What needs to be done: Look through the data below and return each line where "Electric" appears.

- - - - - - -

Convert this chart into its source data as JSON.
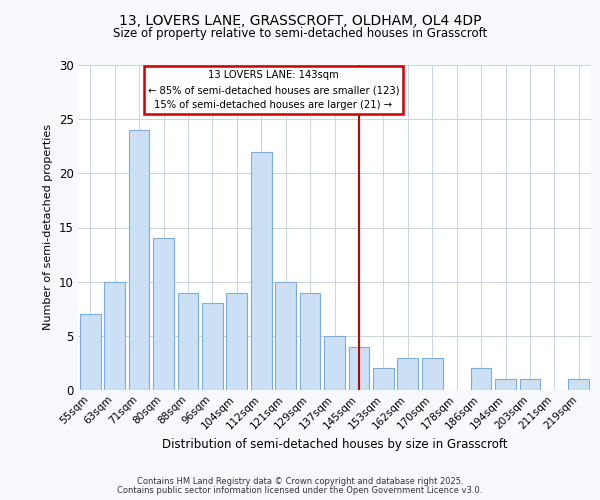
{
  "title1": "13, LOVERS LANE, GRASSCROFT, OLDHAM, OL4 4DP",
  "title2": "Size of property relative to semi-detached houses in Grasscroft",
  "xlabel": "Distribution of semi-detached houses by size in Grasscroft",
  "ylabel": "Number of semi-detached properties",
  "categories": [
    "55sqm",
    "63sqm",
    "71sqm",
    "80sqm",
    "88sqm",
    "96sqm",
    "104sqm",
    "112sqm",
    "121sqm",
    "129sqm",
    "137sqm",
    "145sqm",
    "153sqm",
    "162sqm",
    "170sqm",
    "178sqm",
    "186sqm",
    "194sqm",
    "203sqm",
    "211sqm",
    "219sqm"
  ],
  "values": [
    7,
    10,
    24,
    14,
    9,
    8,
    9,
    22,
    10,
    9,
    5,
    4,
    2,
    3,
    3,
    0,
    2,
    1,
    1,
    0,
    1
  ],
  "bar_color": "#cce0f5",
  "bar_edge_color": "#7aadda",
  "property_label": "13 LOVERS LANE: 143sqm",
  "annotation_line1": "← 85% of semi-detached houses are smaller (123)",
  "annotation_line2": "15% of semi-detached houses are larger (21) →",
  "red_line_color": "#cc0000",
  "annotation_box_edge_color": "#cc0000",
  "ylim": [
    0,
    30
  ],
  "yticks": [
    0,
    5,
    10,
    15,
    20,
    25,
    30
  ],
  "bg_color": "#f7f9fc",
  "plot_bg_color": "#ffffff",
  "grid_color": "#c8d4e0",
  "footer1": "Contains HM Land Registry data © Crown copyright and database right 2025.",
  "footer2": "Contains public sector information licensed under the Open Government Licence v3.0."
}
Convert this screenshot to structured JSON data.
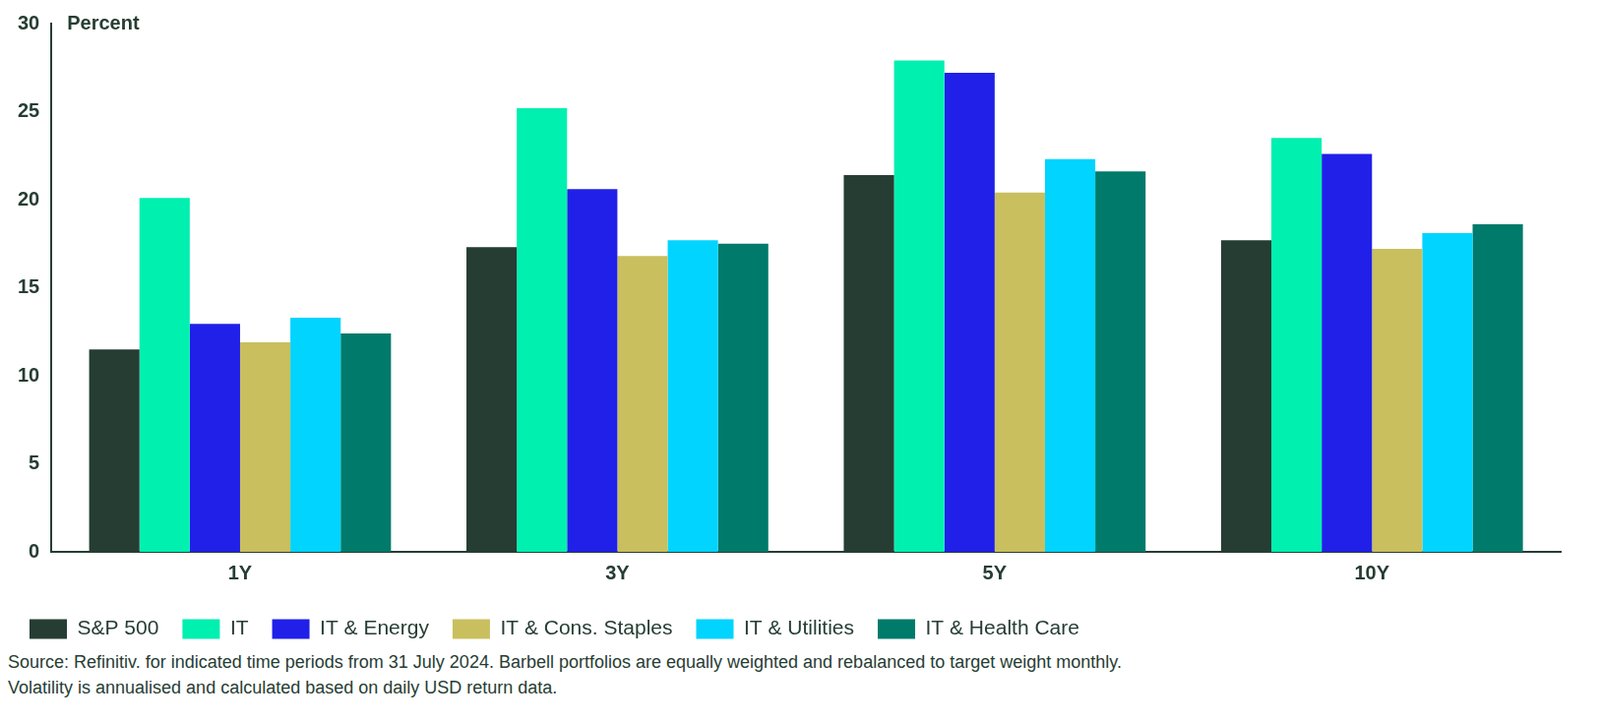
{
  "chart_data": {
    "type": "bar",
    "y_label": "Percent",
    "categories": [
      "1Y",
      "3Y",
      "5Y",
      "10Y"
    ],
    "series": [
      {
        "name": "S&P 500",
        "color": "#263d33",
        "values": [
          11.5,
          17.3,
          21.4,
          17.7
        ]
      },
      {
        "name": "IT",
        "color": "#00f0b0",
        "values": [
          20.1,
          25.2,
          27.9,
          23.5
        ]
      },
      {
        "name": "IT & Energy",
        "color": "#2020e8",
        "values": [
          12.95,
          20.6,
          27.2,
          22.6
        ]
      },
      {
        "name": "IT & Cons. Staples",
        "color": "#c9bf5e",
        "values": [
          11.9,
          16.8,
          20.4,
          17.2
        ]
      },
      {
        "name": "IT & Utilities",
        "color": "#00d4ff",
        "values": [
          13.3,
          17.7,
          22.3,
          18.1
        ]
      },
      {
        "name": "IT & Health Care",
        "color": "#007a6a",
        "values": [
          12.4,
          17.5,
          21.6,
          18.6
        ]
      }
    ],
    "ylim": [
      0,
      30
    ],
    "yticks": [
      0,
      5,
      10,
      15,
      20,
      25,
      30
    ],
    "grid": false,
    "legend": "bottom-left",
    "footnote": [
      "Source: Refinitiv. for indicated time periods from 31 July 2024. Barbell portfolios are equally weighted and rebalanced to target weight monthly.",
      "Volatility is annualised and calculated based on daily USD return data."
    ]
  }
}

- - - - - - -

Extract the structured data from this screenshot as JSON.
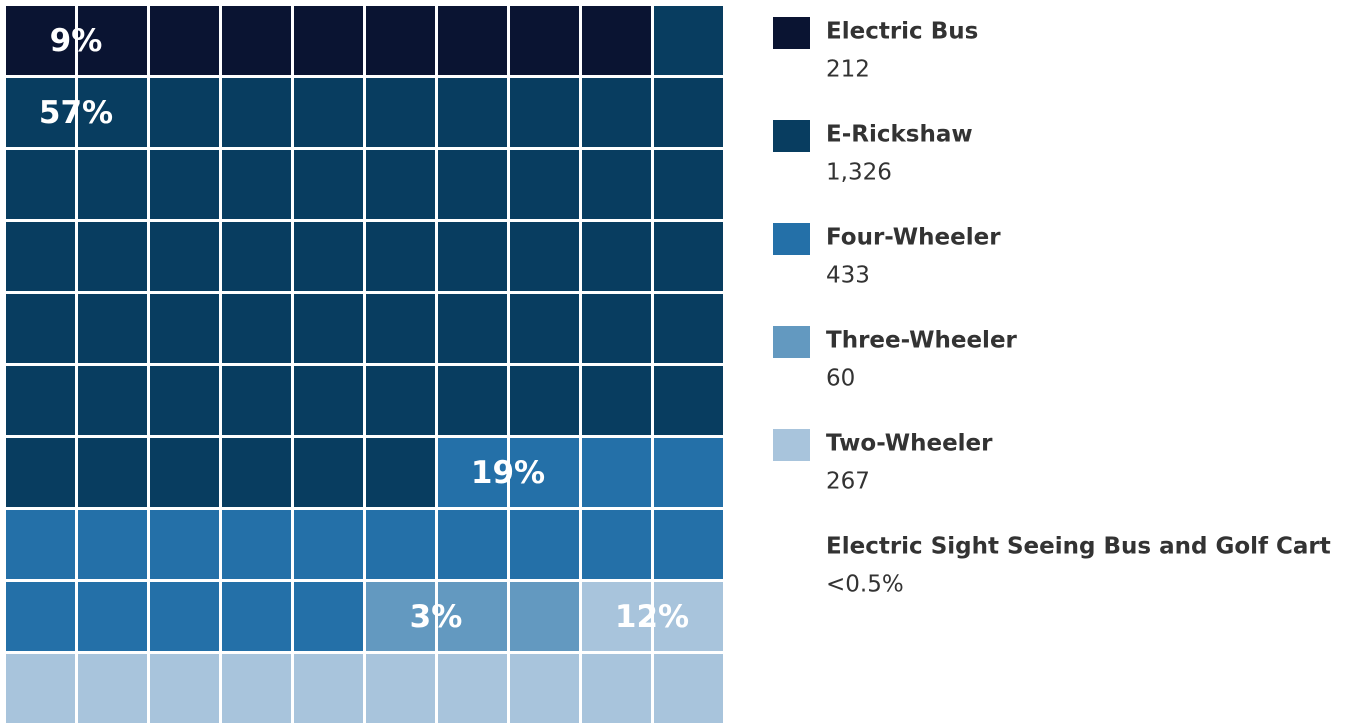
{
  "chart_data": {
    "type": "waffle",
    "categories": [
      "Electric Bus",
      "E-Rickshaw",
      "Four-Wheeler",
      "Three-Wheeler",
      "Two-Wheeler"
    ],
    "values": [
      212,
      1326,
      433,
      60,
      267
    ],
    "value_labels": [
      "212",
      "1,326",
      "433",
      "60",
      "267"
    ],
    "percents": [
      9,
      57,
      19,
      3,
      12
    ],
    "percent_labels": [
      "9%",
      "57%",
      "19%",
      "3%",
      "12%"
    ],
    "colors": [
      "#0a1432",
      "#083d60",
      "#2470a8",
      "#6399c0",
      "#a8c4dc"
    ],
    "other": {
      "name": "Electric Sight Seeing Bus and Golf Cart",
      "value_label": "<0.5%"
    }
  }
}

- - - - - - -

The answer:
      "Electric Bus",
      "name": "Electric Sight Seeing Bus and Golf Cart",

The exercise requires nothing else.